* Directions for this task
Retype all the entries word for word, but omit the pictures.

— Begin Records for processing —

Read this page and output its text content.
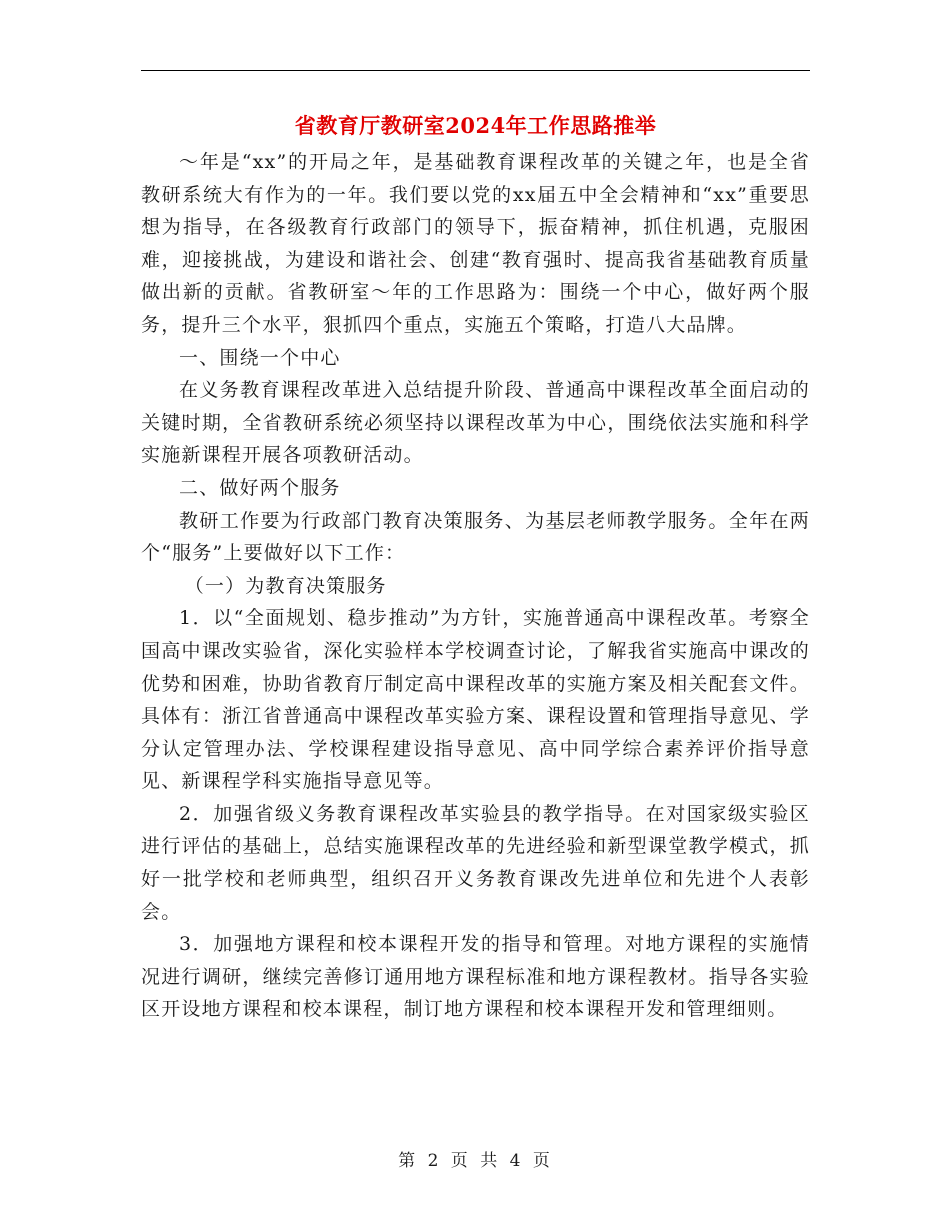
省教育厅教研室2024年工作思路推举

～年是“xx”的开局之年，是基础教育课程改革的关键之年，也是全省教研系统大有作为的一年。我们要以党的xx届五中全会精神和“xx”重要思想为指导，在各级教育行政部门的领导下，振奋精神，抓住机遇，克服困难，迎接挑战，为建设和谐社会、创建“教育强时、提高我省基础教育质量做出新的贡献。省教研室～年的工作思路为：围绕一个中心，做好两个服务，提升三个水平，狠抓四个重点，实施五个策略，打造八大品牌。

一、围绕一个中心

在义务教育课程改革进入总结提升阶段、普通高中课程改革全面启动的关键时期，全省教研系统必须坚持以课程改革为中心，围绕依法实施和科学实施新课程开展各项教研活动。

二、做好两个服务

教研工作要为行政部门教育决策服务、为基层老师教学服务。全年在两个“服务”上要做好以下工作：

（一）为教育决策服务

1．以“全面规划、稳步推动”为方针，实施普通高中课程改革。考察全国高中课改实验省，深化实验样本学校调查讨论，了解我省实施高中课改的优势和困难，协助省教育厅制定高中课程改革的实施方案及相关配套文件。具体有：浙江省普通高中课程改革实验方案、课程设置和管理指导意见、学分认定管理办法、学校课程建设指导意见、高中同学综合素养评价指导意见、新课程学科实施指导意见等。

2．加强省级义务教育课程改革实验县的教学指导。在对国家级实验区进行评估的基础上，总结实施课程改革的先进经验和新型课堂教学模式，抓好一批学校和老师典型，组织召开义务教育课改先进单位和先进个人表彰会。

3．加强地方课程和校本课程开发的指导和管理。对地方课程的实施情况进行调研，继续完善修订通用地方课程标准和地方课程教材。指导各实验区开设地方课程和校本课程，制订地方课程和校本课程开发和管理细则。

第 2 页 共 4 页
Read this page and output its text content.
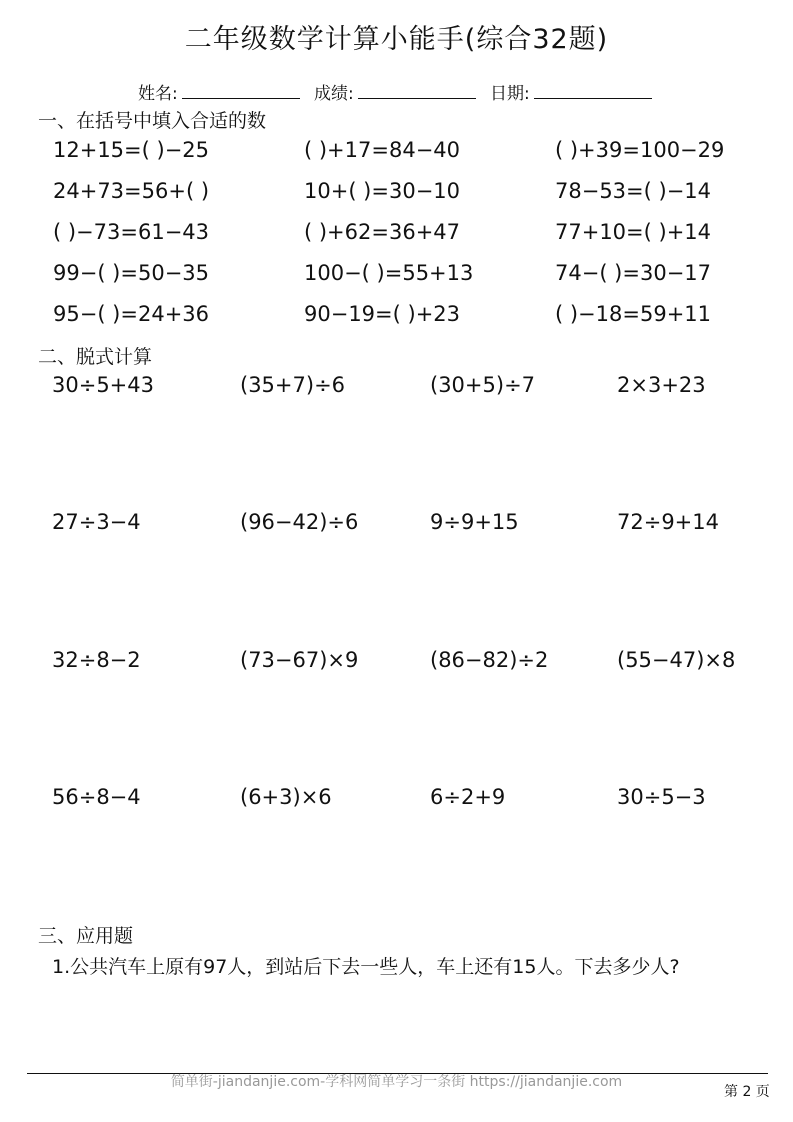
二年级数学计算小能手(综合32题)
姓名:	成绩:	日期:
一、在括号中填入合适的数
12+15=( )−25	( )+17=84−40	( )+39=100−29
24+73=56+( )	10+( )=30−10	78−53=( )−14
( )−73=61−43	( )+62=36+47	77+10=( )+14
99−( )=50−35	100−( )=55+13	74−( )=30−17
95−( )=24+36	90−19=( )+23	( )−18=59+11
二、脱式计算
30÷5+43	(35+7)÷6	(30+5)÷7	2×3+23
27÷3−4	(96−42)÷6	9÷9+15	72÷9+14
32÷8−2	(73−67)×9	(86−82)÷2	(55−47)×8
56÷8−4	(6+3)×6	6÷2+9	30÷5−3
三、应用题
1.公共汽车上原有97人，到站后下去一些人，车上还有15人。下去多少人?
简单街-jiandanjie.com-学科网简单学习一条街 https://jiandanjie.com
第 2 页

— End Records for processing —

* The solution
Read this page and output its text content.
省教育厅教研室2024年工作思路推举

～年是“xx”的开局之年，是基础教育课程改革的关键之年，也是全省教研系统大有作为的一年。我们要以党的xx届五中全会精神和“xx”重要思想为指导，在各级教育行政部门的领导下，振奋精神，抓住机遇，克服困难，迎接挑战，为建设和谐社会、创建“教育强时、提高我省基础教育质量做出新的贡献。省教研室～年的工作思路为：围绕一个中心，做好两个服务，提升三个水平，狠抓四个重点，实施五个策略，打造八大品牌。

一、围绕一个中心

在义务教育课程改革进入总结提升阶段、普通高中课程改革全面启动的关键时期，全省教研系统必须坚持以课程改革为中心，围绕依法实施和科学实施新课程开展各项教研活动。

二、做好两个服务

教研工作要为行政部门教育决策服务、为基层老师教学服务。全年在两个“服务”上要做好以下工作：

（一）为教育决策服务

1．以“全面规划、稳步推动”为方针，实施普通高中课程改革。考察全国高中课改实验省，深化实验样本学校调查讨论，了解我省实施高中课改的优势和困难，协助省教育厅制定高中课程改革的实施方案及相关配套文件。具体有：浙江省普通高中课程改革实验方案、课程设置和管理指导意见、学分认定管理办法、学校课程建设指导意见、高中同学综合素养评价指导意见、新课程学科实施指导意见等。

2．加强省级义务教育课程改革实验县的教学指导。在对国家级实验区进行评估的基础上，总结实施课程改革的先进经验和新型课堂教学模式，抓好一批学校和老师典型，组织召开义务教育课改先进单位和先进个人表彰会。

3．加强地方课程和校本课程开发的指导和管理。对地方课程的实施情况进行调研，继续完善修订通用地方课程标准和地方课程教材。指导各实验区开设地方课程和校本课程，制订地方课程和校本课程开发和管理细则。

第 2 页 共 4 页
Read this page and output its text content.
二年级数学计算小能手(综合32题)
姓名:	成绩:	日期:
一、在括号中填入合适的数
12+15=( )−25	( )+17=84−40	( )+39=100−29
24+73=56+( )	10+( )=30−10	78−53=( )−14
( )−73=61−43	( )+62=36+47	77+10=( )+14
99−( )=50−35	100−( )=55+13	74−( )=30−17
95−( )=24+36	90−19=( )+23	( )−18=59+11
二、脱式计算
30÷5+43	(35+7)÷6	(30+5)÷7	2×3+23
27÷3−4	(96−42)÷6	9÷9+15	72÷9+14
32÷8−2	(73−67)×9	(86−82)÷2	(55−47)×8
56÷8−4	(6+3)×6	6÷2+9	30÷5−3
三、应用题
1.公共汽车上原有97人，到站后下去一些人，车上还有15人。下去多少人?
简单街-jiandanjie.com-学科网简单学习一条街 https://jiandanjie.com
第 2 页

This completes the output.